:: Selected passage ::
- - - - -

SonicFlyer 08-04-2020 10:53 AM

Insane explosion at Port of Beirut
 
Looks like several tons of nitrates exploded at the Port of Beirut just moments ago. Took out a good part of the city.


Some of the video posted to Twitter is amazing:

https://twitter.com/search?q=Beirut


Very reminiscent of the accident in Galveston / Texas City in 1947

awax 08-04-2020 11:02 AM

Yeah, or the October 1983 nitrate explosion under the Marine barracks.

Excargodog 08-04-2020 11:12 AM

Inshallah...

https://i.ibb.co/7jwGnZD/522-F5-C84-...88-A4-C6-E.jpg

rickair7777 08-04-2020 11:14 AM

Probably either LNG or fertilizer. Very sad, not like Beirut hasn't been through enough.

There were some sort of secondaries triggered by the fire which looked a lot like munitions, but a single blast like that would have required a massive quantity of something... that was at the low end of tac nuke size. Can't imagine why anybody would try to import (smuggle) that much military explosives into Beirut in one lot.

galaxy flyer 08-04-2020 03:08 PM

At 2111Z, the government announced 2,750 tones of ammonium nitrate was stored in the building, which explains a lot. How it was detonated is the next question, videos shows lots of small sparkler lights going off just before KA-*********ng BOOM,

rickair7777 08-04-2020 04:31 PM


Originally Posted by galaxy flyer (Post 3104989)
videos shows lots of small sparkler lights going off just before KA-*********ng BOOM,

Looks a lot like secondaries from a munitions cache. Small arms ammo, or not-so-small arms ammo cooking off.

But the big explosion has to be fertilizer, there's no LNG tanks I can see and nobody (not even tangos) would store that much HE in a place like that.

ipdanno 08-05-2020 05:20 PM

According to early reports, a Lebanese Port Safety official had sent at least six memos over the past six years complaining of the storage of so much ammonium nitrate in an unsafe, unsecured, and unsterile location.

A retired ATF agent also commented that while the explosion is consistent with Ammonium Nitrate, the color of the blast (red) would indicate something else was also involved.

crbnftprnt 08-07-2020 01:25 PM

[QUOTE that was at the low end of tac nuke size. QUOTE]

Right. One of the nukes I dealt with in the Army was a 2 kiloton TNT equivalent. This was 2.7 kilotons of basically fertilizer, but they are in the same ballpark.

- - - - -

:: Extracted information ::
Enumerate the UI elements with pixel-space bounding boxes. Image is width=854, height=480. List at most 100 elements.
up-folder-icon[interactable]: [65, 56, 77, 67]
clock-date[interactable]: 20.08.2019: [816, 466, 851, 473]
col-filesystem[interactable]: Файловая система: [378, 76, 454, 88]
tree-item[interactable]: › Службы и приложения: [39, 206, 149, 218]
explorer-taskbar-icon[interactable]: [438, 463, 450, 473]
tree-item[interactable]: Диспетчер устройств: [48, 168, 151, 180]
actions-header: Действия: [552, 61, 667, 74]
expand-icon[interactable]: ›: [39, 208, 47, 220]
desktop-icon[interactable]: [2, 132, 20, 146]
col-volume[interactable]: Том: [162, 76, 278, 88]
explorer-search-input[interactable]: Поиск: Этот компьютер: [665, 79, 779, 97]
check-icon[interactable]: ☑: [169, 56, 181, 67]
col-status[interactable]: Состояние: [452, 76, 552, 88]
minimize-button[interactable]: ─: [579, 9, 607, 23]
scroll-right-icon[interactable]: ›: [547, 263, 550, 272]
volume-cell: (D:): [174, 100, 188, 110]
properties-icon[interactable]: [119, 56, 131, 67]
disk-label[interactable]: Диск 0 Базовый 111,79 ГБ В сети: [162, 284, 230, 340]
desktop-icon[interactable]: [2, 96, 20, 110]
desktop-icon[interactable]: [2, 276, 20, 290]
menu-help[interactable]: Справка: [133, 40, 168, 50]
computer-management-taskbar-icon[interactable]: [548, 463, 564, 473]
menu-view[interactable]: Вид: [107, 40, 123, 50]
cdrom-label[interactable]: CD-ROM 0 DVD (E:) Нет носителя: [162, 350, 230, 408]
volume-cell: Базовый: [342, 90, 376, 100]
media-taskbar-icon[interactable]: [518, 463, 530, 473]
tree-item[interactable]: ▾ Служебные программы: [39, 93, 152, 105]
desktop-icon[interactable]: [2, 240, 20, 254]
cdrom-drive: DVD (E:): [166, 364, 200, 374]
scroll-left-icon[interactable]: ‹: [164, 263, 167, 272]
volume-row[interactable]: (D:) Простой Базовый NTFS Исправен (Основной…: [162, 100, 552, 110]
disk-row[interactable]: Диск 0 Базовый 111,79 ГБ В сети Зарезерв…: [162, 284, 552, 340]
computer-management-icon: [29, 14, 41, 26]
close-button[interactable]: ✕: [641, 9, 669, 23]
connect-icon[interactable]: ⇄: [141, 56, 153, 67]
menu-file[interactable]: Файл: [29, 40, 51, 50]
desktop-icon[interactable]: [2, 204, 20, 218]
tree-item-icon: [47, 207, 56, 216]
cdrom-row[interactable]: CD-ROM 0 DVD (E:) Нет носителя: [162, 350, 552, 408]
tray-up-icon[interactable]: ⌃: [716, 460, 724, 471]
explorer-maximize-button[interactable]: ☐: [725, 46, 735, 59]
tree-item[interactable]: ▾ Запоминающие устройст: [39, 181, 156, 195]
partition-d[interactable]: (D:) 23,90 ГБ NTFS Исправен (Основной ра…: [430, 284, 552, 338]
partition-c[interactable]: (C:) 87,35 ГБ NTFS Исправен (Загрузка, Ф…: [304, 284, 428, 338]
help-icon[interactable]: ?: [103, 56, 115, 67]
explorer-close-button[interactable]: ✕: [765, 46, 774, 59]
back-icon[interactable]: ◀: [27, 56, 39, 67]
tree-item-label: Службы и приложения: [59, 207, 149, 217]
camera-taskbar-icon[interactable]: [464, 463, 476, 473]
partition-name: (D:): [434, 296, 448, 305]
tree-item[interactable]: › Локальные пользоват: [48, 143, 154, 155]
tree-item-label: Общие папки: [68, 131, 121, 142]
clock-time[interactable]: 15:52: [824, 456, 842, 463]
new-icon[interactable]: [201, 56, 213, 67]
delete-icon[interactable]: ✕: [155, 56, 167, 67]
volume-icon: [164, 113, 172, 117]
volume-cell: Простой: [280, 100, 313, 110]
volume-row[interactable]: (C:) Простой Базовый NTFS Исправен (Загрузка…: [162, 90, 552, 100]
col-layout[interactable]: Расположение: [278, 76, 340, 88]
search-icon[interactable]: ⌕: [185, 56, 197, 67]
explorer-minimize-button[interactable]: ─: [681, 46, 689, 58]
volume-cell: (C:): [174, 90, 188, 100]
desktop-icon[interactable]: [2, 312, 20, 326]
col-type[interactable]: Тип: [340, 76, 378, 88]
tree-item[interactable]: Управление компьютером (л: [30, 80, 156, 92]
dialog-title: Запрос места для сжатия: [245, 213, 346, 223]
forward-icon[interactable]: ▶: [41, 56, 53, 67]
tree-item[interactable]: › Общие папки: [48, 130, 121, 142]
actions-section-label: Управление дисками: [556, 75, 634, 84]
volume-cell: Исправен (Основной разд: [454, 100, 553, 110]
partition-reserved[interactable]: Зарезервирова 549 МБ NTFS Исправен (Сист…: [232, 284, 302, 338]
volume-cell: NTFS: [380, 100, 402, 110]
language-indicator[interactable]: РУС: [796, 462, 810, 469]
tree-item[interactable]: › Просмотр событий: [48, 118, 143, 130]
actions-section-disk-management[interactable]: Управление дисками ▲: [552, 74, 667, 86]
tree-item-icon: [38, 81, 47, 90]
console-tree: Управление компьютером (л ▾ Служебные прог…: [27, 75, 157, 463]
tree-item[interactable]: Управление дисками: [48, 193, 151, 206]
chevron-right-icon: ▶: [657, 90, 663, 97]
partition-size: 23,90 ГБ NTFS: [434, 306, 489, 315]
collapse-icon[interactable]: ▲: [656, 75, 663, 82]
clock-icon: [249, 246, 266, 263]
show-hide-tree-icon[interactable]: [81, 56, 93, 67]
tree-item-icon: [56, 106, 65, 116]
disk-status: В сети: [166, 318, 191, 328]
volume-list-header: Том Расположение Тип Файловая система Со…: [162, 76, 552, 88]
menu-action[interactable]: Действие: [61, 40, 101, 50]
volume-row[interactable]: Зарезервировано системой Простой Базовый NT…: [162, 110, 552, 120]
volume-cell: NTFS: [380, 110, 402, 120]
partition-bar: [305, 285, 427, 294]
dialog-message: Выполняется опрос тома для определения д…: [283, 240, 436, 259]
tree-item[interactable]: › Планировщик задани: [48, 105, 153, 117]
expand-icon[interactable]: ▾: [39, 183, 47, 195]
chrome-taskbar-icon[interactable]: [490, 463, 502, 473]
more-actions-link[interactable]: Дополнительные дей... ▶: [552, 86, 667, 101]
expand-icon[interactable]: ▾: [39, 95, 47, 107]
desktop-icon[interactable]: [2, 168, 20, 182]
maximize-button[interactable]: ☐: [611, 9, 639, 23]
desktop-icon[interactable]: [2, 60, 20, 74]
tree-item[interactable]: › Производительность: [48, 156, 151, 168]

- - - - -

:: How to complete this task ::
Edit the Beirut explosion thread, starting with "But the big" and going on through "place like that.", so that "fertilizer" is replaced by "ammonium nitrate". The listing comes from a different source than the Beirut explosion thread.

:: Expected output ::
But the big explosion has to be ammonium nitrate, there's no LNG tanks I can see and nobody (not even tangos) would store that much HE in a place like that.